• Görevler:
**A.** Kalkankale köyündeki üreticiyi anlatan metinden "Ermenistan Sınırında Mısır" ile "çiftçilerine satış yapıyor." arasındaki kısmı, her iki uç da dahil olmak üzere, hiçbir değişiklik yapmadan yazınız.
**B.** Kalkankale köyündeki üreticiyi anlatan metni, son cümlesinden sonra gelecek şekilde ilerletiniz.

Arazisini yabancıya satmadı. Şimdi Mersin, Ankara, Trabzon’a satış yapıyor

Ermenistan Sınırında Mısır ve Şeker Pancarı Üreten Yerli Üretici

Türkiye-Ermenistan sınırında bulunan Doğukapı’ya sadece 500 metre uzaklıkta yer alan Akyaka ilçesine bağlı Kalkankale köyünde yaşayan 66 yaşındaki Şemistan Göktaş, 3 oğluyla birlikte silajlık mısırın yanı sıra şeker pancarı üretimi yapıyor.

Satın aldığı iş makineleri ile köy çiftçilerine ücret karşılığında destek olan Göktaş, köyünde mısır silajı paketleme tesisi kurarak bölgedeki besicilerin ihtiyacını karşılıyor. Yaz aylarında ürettikleri ürünleri kış mevsiminde de oğulları ve 5 işçisiyle birlikte yöre çiftçilerine satış yapıyor.

Kendi Üretimimizle Halka Hizmet Ediyoruz”

Büyükşehirlere göç etmek yerine çocuklarıyla birlikte köyde aile işletmesini yöneten Göktaş, doğup büyüdüğü köyüne hizmet etmekten mutluluk duyuyor. Üretimin önemini vurgulayan Şemistan Göktaş, “Bu köyde doğdum ve buradan ayrılmak istemiyorum. Köyümde yaşamak istiyorum. 200 dönüm arazide pancar ekiyorum. Köyümüzde uzun süredir mısır silajı paketleme işi yapıyoruz ve böylece halka hizmet vermeye devam ediyoruz. Ürünlerimizi Erzurum, Artvin, Rize, Van, Ardahan gibi bölgelere satıyoruz. Silajı ve pancarı kendimiz ekip kendimiz yetiştiriyoruz. Piyasadan almadan tamamen kendi ürünlerimizi kullanıyoruz. Yazın ekim yapıyoruz, kışın paketleme işlemine devam ediyoruz. Silajı vakumlayıp satışa sunuyoruz” şeklinde konuştu.

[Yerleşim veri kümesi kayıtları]
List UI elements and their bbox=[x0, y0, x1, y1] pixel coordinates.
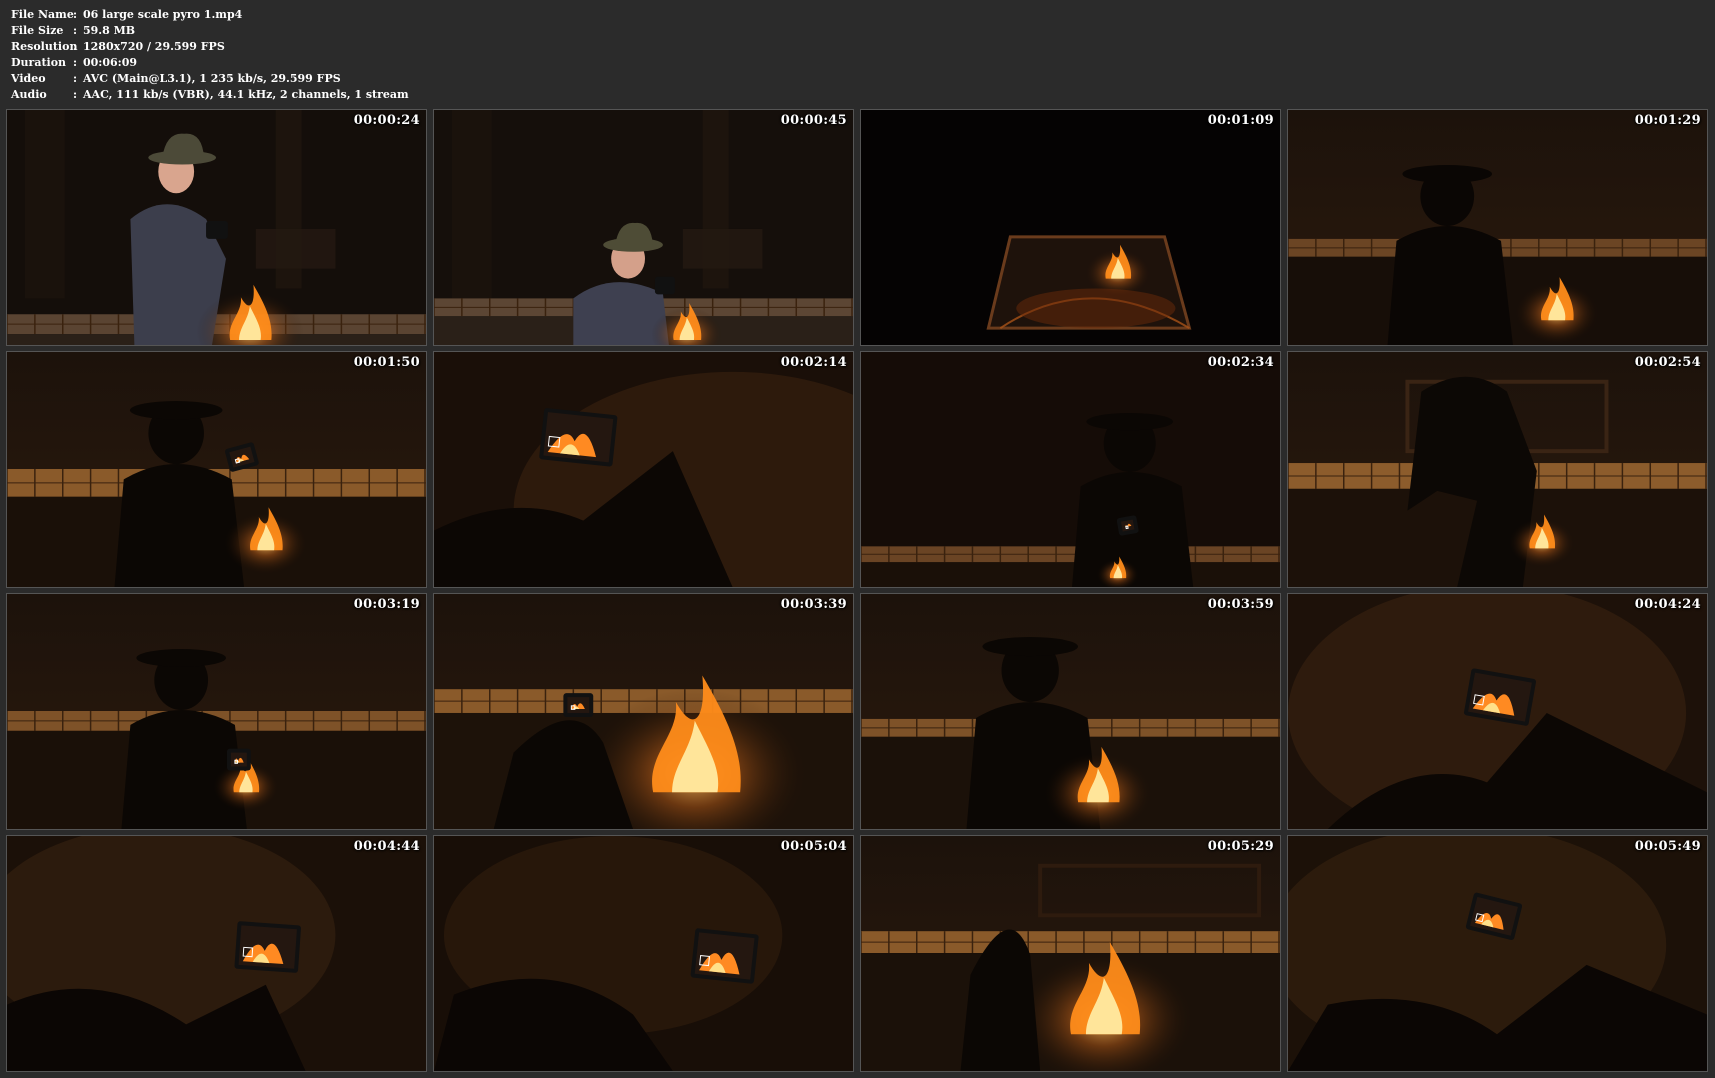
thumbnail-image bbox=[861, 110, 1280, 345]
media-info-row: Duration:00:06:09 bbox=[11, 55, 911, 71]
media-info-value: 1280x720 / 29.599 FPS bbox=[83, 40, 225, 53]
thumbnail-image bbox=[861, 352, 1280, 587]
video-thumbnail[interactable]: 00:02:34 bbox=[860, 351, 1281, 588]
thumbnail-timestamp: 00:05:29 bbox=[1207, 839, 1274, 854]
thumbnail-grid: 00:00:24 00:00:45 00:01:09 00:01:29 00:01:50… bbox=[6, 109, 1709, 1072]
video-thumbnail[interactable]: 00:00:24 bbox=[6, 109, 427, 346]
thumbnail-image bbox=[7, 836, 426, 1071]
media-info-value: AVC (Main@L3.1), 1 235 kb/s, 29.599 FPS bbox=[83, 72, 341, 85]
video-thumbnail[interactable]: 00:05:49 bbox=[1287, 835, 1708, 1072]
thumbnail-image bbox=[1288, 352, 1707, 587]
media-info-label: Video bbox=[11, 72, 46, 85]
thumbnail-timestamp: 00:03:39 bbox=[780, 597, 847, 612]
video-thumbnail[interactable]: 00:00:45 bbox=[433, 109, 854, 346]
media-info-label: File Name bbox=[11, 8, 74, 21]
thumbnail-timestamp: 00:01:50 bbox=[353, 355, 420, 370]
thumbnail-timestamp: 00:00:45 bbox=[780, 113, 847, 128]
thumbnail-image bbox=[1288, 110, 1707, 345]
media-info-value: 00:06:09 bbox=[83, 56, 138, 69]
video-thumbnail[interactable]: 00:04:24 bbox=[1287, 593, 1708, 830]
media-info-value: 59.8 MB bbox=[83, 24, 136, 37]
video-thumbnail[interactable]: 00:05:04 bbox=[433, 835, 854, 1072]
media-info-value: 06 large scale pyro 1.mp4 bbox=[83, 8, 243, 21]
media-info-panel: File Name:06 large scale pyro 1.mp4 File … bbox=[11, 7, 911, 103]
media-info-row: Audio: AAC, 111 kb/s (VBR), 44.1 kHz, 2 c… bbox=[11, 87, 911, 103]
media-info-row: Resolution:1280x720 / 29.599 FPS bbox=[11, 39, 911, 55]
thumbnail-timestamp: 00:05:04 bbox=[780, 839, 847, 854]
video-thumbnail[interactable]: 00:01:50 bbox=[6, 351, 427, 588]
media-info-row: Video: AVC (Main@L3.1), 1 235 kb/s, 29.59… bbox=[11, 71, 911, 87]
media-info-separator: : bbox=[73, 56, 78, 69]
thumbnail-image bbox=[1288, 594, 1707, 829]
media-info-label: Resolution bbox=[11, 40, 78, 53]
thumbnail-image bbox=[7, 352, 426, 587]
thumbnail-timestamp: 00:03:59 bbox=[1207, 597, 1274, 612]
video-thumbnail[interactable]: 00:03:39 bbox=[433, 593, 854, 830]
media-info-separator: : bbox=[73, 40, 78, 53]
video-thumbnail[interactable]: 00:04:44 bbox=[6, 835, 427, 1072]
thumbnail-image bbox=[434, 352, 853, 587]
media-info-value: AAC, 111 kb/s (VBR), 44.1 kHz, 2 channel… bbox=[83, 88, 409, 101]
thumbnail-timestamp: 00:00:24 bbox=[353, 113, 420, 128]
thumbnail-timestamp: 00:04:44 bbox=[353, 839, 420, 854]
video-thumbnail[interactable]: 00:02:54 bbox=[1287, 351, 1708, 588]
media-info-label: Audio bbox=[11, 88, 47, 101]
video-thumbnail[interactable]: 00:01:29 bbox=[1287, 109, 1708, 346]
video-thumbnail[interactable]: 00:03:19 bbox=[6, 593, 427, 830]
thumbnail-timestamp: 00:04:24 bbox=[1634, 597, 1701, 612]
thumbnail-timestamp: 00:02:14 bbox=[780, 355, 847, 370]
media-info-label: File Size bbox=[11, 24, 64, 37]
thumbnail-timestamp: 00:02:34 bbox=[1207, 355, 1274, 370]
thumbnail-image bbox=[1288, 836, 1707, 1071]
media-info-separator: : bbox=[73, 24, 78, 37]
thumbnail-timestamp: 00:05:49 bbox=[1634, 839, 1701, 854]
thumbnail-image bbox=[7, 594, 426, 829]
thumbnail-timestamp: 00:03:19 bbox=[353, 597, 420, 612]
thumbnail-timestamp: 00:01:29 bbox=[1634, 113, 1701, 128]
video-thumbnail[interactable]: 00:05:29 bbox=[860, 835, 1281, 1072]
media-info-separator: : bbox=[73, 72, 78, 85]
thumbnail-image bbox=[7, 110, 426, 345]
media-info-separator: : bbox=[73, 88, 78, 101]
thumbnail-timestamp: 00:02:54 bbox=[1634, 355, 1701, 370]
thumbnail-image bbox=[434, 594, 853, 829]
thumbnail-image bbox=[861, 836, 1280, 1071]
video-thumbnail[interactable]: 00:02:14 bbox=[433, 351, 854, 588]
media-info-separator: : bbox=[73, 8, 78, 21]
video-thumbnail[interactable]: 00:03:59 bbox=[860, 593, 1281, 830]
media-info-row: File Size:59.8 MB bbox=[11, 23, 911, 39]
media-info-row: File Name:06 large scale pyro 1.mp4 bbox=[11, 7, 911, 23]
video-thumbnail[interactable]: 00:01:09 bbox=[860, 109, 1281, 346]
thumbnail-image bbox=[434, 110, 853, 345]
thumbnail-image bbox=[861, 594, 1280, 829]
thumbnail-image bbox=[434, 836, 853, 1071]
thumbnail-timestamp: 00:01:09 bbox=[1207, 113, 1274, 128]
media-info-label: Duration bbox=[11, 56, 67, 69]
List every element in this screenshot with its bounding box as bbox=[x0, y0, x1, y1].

* * *

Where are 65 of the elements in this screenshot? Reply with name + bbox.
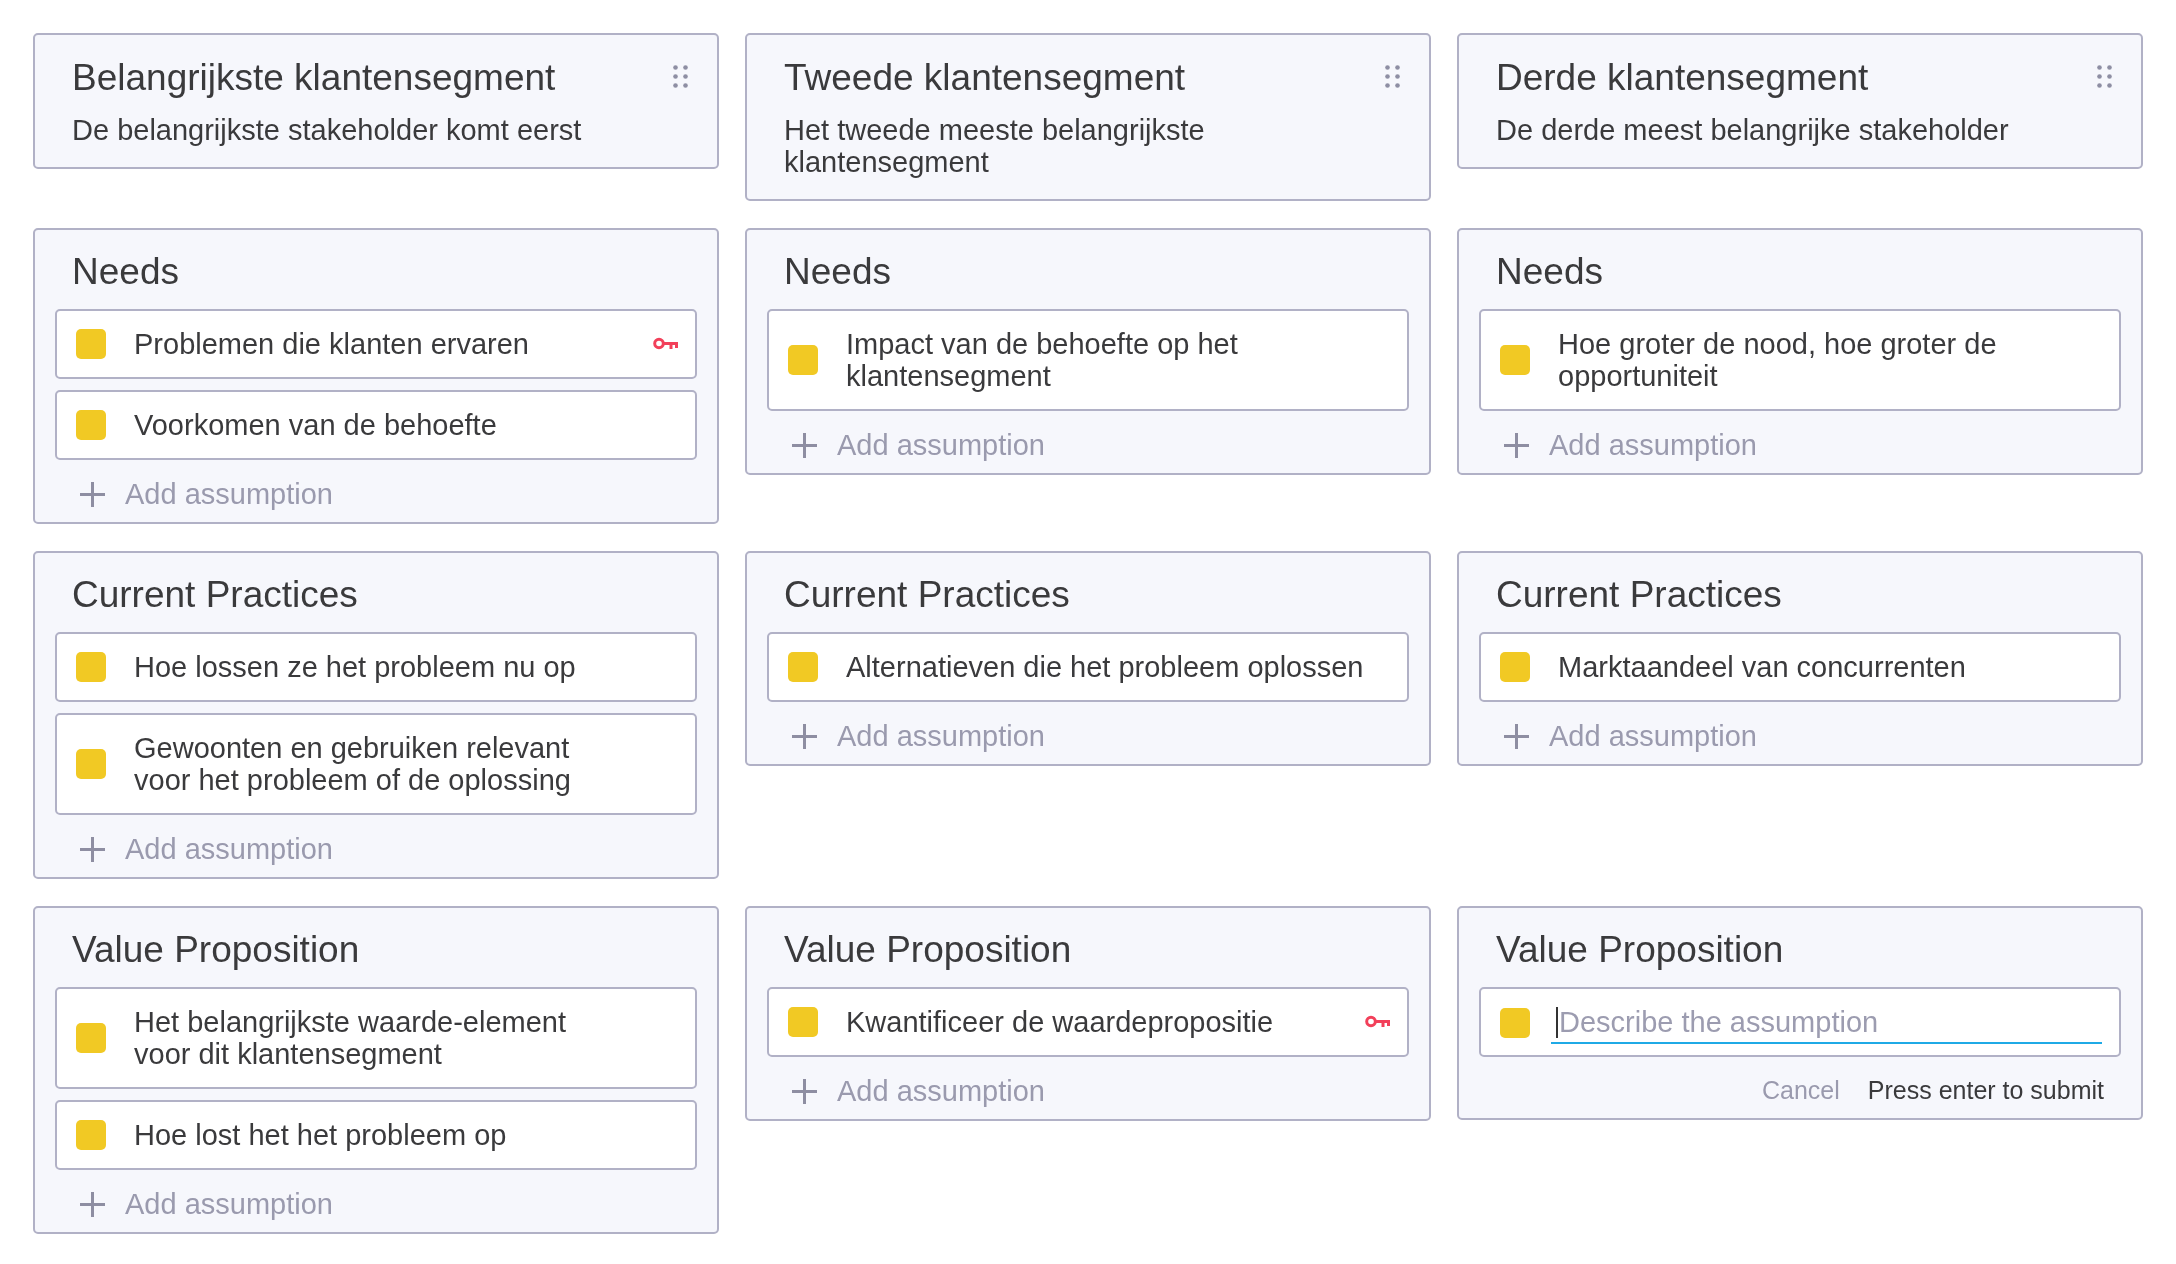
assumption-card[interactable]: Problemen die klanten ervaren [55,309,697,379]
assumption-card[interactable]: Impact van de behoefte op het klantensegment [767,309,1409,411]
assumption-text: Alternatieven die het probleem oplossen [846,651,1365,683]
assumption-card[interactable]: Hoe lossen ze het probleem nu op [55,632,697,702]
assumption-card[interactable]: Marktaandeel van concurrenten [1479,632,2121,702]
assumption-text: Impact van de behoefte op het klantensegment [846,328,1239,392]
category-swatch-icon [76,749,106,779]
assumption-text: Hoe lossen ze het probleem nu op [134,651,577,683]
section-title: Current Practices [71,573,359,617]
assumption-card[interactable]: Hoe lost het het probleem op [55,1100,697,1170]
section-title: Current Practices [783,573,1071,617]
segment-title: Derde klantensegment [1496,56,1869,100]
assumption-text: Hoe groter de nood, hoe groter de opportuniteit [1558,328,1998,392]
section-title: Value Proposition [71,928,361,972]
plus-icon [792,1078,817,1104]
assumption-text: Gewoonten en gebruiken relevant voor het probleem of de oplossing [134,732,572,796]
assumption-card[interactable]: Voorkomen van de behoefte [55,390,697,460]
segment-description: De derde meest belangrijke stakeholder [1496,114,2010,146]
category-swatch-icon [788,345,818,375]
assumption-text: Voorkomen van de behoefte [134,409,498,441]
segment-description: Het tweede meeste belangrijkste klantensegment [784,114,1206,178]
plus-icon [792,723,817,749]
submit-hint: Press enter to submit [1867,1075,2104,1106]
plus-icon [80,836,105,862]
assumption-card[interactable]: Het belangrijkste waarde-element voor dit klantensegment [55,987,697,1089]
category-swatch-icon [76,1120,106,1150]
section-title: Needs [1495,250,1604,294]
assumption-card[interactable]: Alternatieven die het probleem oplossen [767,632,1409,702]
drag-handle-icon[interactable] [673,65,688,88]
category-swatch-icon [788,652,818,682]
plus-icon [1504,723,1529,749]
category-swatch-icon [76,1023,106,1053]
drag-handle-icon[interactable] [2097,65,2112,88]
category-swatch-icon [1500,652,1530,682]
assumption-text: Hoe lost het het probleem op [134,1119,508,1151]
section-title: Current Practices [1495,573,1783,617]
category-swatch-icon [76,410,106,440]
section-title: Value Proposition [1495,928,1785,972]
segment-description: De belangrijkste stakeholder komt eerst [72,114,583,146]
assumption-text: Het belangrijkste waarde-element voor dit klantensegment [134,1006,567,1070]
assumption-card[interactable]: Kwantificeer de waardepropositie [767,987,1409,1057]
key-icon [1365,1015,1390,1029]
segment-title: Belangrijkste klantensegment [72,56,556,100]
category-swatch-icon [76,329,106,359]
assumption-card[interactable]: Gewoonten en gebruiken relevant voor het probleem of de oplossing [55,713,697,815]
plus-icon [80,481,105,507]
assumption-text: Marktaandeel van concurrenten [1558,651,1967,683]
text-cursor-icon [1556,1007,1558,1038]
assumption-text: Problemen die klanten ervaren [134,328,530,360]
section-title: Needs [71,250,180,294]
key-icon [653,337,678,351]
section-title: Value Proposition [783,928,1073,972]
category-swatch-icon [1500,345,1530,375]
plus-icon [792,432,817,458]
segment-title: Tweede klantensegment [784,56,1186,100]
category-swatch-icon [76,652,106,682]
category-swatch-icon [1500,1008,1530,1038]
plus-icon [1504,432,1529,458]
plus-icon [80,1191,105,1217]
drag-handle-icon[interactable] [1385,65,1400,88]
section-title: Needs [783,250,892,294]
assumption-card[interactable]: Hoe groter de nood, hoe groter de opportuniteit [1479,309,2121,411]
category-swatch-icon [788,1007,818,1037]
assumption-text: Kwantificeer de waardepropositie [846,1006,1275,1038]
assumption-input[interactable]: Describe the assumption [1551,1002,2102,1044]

==

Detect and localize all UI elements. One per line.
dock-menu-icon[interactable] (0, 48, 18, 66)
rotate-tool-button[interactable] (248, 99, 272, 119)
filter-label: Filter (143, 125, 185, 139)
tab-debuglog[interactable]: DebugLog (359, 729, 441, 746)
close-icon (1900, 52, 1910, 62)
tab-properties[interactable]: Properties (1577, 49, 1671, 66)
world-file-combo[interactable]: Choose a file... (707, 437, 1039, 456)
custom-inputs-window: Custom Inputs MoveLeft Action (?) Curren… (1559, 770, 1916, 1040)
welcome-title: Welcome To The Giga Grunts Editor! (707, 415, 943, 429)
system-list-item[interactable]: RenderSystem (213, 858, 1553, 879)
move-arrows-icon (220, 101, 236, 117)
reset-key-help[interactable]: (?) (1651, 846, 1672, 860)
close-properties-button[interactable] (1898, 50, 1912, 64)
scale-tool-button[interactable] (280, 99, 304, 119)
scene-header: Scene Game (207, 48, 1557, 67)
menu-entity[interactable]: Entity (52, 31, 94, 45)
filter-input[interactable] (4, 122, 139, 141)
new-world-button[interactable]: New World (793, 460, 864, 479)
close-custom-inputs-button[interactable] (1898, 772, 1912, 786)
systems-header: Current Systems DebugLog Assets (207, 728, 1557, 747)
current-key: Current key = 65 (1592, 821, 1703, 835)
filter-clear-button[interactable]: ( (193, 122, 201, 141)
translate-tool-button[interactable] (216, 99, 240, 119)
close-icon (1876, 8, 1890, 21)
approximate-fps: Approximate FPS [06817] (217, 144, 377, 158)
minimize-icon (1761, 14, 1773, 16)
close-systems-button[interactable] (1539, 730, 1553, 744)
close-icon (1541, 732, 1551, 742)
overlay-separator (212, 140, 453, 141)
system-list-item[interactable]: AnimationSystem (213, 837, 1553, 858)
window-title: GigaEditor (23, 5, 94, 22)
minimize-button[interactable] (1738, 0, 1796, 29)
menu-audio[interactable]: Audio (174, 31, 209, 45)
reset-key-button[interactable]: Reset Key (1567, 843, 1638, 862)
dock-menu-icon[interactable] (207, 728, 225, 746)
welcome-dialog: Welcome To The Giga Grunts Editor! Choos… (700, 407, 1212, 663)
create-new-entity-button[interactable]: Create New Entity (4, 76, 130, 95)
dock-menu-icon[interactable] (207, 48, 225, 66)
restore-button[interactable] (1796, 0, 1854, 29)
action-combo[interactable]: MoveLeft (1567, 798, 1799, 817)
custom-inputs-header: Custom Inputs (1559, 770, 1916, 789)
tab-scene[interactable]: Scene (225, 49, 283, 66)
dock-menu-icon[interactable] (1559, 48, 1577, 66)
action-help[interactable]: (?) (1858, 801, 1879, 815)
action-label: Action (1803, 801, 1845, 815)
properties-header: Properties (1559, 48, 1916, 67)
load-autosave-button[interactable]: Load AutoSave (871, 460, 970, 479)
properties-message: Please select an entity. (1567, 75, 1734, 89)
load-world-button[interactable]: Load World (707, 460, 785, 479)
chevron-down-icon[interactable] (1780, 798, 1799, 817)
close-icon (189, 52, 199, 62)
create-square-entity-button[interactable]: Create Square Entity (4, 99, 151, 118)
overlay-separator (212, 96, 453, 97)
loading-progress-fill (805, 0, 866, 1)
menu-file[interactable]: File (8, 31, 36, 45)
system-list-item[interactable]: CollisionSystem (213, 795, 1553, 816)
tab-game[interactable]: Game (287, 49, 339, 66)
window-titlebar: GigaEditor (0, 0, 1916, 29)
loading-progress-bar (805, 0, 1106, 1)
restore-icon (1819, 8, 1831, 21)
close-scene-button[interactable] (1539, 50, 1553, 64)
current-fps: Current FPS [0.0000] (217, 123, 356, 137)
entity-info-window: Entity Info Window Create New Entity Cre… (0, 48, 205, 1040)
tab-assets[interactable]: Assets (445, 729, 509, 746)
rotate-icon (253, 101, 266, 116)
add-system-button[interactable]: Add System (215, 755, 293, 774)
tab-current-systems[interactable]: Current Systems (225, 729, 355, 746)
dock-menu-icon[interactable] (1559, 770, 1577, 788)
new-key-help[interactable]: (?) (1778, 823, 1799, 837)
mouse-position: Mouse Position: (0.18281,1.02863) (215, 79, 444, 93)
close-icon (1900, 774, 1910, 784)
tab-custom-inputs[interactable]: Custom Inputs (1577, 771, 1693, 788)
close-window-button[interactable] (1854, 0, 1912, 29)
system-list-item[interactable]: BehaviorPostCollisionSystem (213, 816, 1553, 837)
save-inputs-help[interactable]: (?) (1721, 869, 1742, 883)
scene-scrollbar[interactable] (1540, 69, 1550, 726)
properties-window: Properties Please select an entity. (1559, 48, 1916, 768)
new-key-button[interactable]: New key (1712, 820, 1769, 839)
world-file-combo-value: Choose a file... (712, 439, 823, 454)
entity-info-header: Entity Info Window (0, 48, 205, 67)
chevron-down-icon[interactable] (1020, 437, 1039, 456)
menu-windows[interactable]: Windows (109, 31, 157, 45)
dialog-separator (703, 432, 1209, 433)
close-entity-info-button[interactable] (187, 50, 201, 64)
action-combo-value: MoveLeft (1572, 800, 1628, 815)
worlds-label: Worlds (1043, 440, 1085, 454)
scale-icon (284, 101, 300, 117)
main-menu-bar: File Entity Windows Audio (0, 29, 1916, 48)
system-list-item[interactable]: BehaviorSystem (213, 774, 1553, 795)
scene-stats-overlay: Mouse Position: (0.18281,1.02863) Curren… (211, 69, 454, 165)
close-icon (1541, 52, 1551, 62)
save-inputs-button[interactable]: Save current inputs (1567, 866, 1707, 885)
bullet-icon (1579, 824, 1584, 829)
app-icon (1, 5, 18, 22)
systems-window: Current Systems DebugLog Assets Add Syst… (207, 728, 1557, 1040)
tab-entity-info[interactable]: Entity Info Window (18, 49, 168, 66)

• Sonuçlar:
**A.**
Ermenistan Sınırında Mısır ve Şeker Pancarı Üreten Yerli Üretici

Türkiye-Ermenistan sınırında bulunan Doğukapı’ya sadece 500 metre uzaklıkta yer alan Akyaka ilçesine bağlı Kalkankale köyünde yaşayan 66 yaşındaki Şemistan Göktaş, 3 oğluyla birlikte silajlık mısırın yanı sıra şeker pancarı üretimi yapıyor.

Satın aldığı iş makineleri ile köy çiftçilerine ücret karşılığında destek olan Göktaş, köyünde mısır silajı paketleme tesisi kurarak bölgedeki besicilerin ihtiyacını karşılıyor. Yaz aylarında ürettikleri ürünleri kış mevsiminde de oğulları ve 5 işçisiyle birlikte yöre çiftçilerine satış yapıyor.

**B.**
Yerel İşçi Bulmakta Zorlanıyoruz”

İşçi bulma konusunda köyünde zorluk çektiklerini ifade eden Göktaş, “Köylüden iyisi yoktur. Her türlü imkanımız var ama işçi konusunda sıkıntı yaşıyoruz. Ülkemizde işçi bulmak zor. Bu yüzden dışarıdan personel getirip çalıştırıyoruz. Zor iklim koşullarına rağmen çalışmayı sürdürüyoruz. Burası kış memleketi olduğu için zorluklarla karşılaşıyoruz ancak bu bizim çalışmamıza engel değil. Sevgiyle yapılan iş zor gelmez. İşi sevmediğinizde zorlaşır. Biz her mevsim çalışıyoruz. Yazın ve kışın aynı tempoda üretimimizi sürdürüyoruz. Azimli olursanız her şey mümkün olur. Çalışmak güzeldir, huzur verir. Azim ve şükürle çalışmak her şeyin anahtarıdır. Hayatta yapılamayacak hiçbir şey olmadığını düşünüyorum” şeklinde konuştu.

​​​​​​​

“Gurbette Değil, Köyde Üretim Yapıyoruz”

Şehir hayatından uzak kalmayı tercih eden Göktaş, köyünden hiç ayrılmak istemediğini vurgulayarak şunları söyledi:

“Hayatım boyunca bu köyde yaşadım ve burası benim için huzur kaynağı. Kardeşlerim şehre göç etti ama benim burada olmaktan başka isteğim yok. Doğayla iç içe olmak, temiz havayı solumak sağlık açısından önemlidir. Bu yüzden burada mücadeleye devam ediyoruz. Çok soğuk havalarda çalışıyoruz ama bizi etkilemiyor. Soğuğa alıştık ve her mevsim aynı tempoda çalışıyoruz. Şehir hayatını sevmediğim için köyde mutluyum. Burada çalışmaktan keyif alıyorum. Üretim yapmanın hazzı bambaşkadır. Gurbete gitmek istemiyorum, şehirde bulunduğumda huzursuz oluyorum. Soğuklara alışkınız ve her şartta üretimi sürdürüyoruz.”

​​​​​​​“Doğu Kapı Sınırında Yerli Üretici”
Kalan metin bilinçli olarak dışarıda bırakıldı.